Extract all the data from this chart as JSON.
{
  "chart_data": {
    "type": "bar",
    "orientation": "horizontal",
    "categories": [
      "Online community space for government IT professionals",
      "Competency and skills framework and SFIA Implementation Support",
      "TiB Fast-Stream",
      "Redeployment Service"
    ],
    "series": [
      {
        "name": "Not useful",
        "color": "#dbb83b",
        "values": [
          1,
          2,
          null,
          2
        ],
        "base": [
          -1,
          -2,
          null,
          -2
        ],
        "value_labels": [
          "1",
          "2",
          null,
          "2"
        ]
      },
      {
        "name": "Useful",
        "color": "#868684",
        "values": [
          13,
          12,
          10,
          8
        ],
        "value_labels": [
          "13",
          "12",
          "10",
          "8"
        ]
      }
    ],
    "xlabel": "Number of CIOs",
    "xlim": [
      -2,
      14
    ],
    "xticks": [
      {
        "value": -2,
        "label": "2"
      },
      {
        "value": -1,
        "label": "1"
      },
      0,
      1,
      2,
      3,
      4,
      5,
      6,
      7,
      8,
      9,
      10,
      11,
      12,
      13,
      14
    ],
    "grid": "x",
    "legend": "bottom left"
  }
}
================
WRITTEN INSTRUCTION –
Output all of the material exactly as written.

RESULT FOR THIS TASK –
Extract all the data from this chart as JSON.
{
  "chart_data": {
    "type": "bar",
    "orientation": "horizontal",
    "categories": [
      "Online community space for government IT professionals",
      "Competency and skills framework and SFIA Implementation Support",
      "TiB Fast-Stream",
      "Redeployment Service"
    ],
    "series": [
      {
        "name": "Not useful",
        "color": "#dbb83b",
        "values": [
          1,
          2,
          null,
          2
        ],
        "base": [
          -1,
          -2,
          null,
          -2
        ],
        "value_labels": [
          "1",
          "2",
          null,
          "2"
        ]
      },
      {
        "name": "Useful",
        "color": "#868684",
        "values": [
          13,
          12,
          10,
          8
        ],
        "value_labels": [
          "13",
          "12",
          "10",
          "8"
        ]
      }
    ],
    "xlabel": "Number of CIOs",
    "xlim": [
      -2,
      14
    ],
    "xticks": [
      {
        "value": -2,
        "label": "2"
      },
      {
        "value": -1,
        "label": "1"
      },
      0,
      1,
      2,
      3,
      4,
      5,
      6,
      7,
      8,
      9,
      10,
      11,
      12,
      13,
      14
    ],
    "grid": "x",
    "legend": "bottom left"
  }
}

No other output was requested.